Material for this task
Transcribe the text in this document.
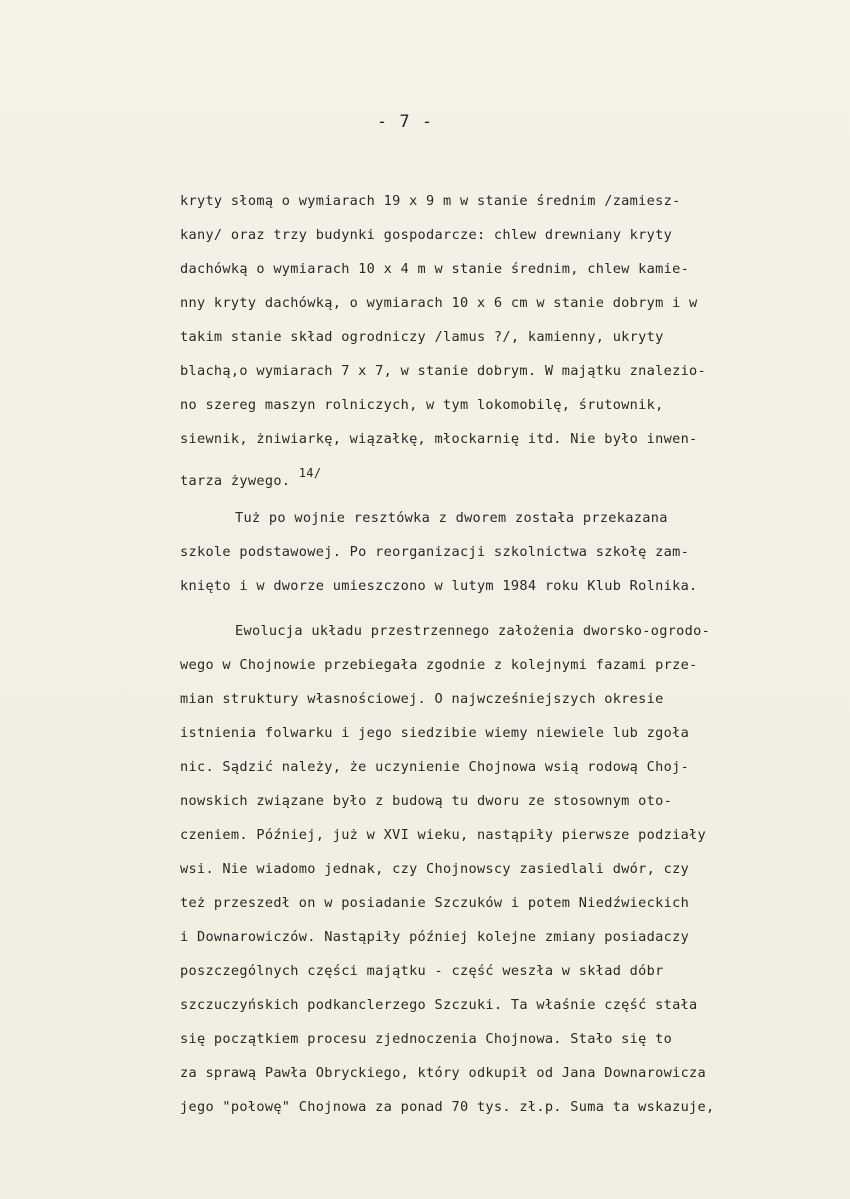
- 7 -
kryty słomą o wymiarach 19 x 9 m w stanie średnim /zamiesz-
kany/ oraz trzy budynki gospodarcze: chlew drewniany kryty
dachówką o wymiarach 10 x 4 m w stanie średnim, chlew kamie-
nny kryty dachówką, o wymiarach 10 x 6 cm w stanie dobrym i w
takim stanie skład ogrodniczy /lamus ?/, kamienny, ukryty
blachą,o wymiarach 7 x 7, w stanie dobrym. W majątku znalezio-
no szereg maszyn rolniczych, w tym lokomobilę, śrutownik,
siewnik, żniwiarkę, wiązałkę, młockarnię itd. Nie było inwen-
tarza żywego. $^{14/}$
Tuż po wojnie resztówka z dworem została przekazana
szkole podstawowej. Po reorganizacji szkolnictwa szkołę zam-
knięto i w dworze umieszczono w lutym 1984 roku Klub Rolnika.
Ewolucja układu przestrzennego założenia dworsko-ogrodo-
wego w Chojnowie przebiegała zgodnie z kolejnymi fazami prze-
mian struktury własnościowej. O najwcześniejszych okresie
istnienia folwarku i jego siedzibie wiemy niewiele lub zgoła
nic. Sądzić należy, że uczynienie Chojnowa wsią rodową Choj-
nowskich związane było z budową tu dworu ze stosownym oto-
czeniem. Później, już w XVI wieku, nastąpiły pierwsze podziały
wsi. Nie wiadomo jednak, czy Chojnowscy zasiedlali dwór, czy
też przeszedł on w posiadanie Szczuków i potem Niedźwieckich
i Downarowiczów. Nastąpiły później kolejne zmiany posiadaczy
poszczególnych części majątku - część weszła w skład dóbr
szczuczyńskich podkanclerzego Szczuki. Ta właśnie część stała
się początkiem procesu zjednoczenia Chojnowa. Stało się to
za sprawą Pawła Obryckiego, który odkupił od Jana Downarowicza
jego "połowę" Chojnowa za ponad 70 tys. zł.p. Suma ta wskazuje,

Task statement
From the records given above, reproduce all text exactly and exclude each picture.

Answer to this problem
Transcribe the text in this document.
- 7 -
kryty słomą o wymiarach 19 x 9 m w stanie średnim /zamiesz-
kany/ oraz trzy budynki gospodarcze: chlew drewniany kryty
dachówką o wymiarach 10 x 4 m w stanie średnim, chlew kamie-
nny kryty dachówką, o wymiarach 10 x 6 cm w stanie dobrym i w
takim stanie skład ogrodniczy /lamus ?/, kamienny, ukryty
blachą,o wymiarach 7 x 7, w stanie dobrym. W majątku znalezio-
no szereg maszyn rolniczych, w tym lokomobilę, śrutownik,
siewnik, żniwiarkę, wiązałkę, młockarnię itd. Nie było inwen-
tarza żywego. $^{14/}$
Tuż po wojnie resztówka z dworem została przekazana
szkole podstawowej. Po reorganizacji szkolnictwa szkołę zam-
knięto i w dworze umieszczono w lutym 1984 roku Klub Rolnika.
Ewolucja układu przestrzennego założenia dworsko-ogrodo-
wego w Chojnowie przebiegała zgodnie z kolejnymi fazami prze-
mian struktury własnościowej. O najwcześniejszych okresie
istnienia folwarku i jego siedzibie wiemy niewiele lub zgoła
nic. Sądzić należy, że uczynienie Chojnowa wsią rodową Choj-
nowskich związane było z budową tu dworu ze stosownym oto-
czeniem. Później, już w XVI wieku, nastąpiły pierwsze podziały
wsi. Nie wiadomo jednak, czy Chojnowscy zasiedlali dwór, czy
też przeszedł on w posiadanie Szczuków i potem Niedźwieckich
i Downarowiczów. Nastąpiły później kolejne zmiany posiadaczy
poszczególnych części majątku - część weszła w skład dóbr
szczuczyńskich podkanclerzego Szczuki. Ta właśnie część stała
się początkiem procesu zjednoczenia Chojnowa. Stało się to
za sprawą Pawła Obryckiego, który odkupił od Jana Downarowicza
jego "połowę" Chojnowa za ponad 70 tys. zł.p. Suma ta wskazuje,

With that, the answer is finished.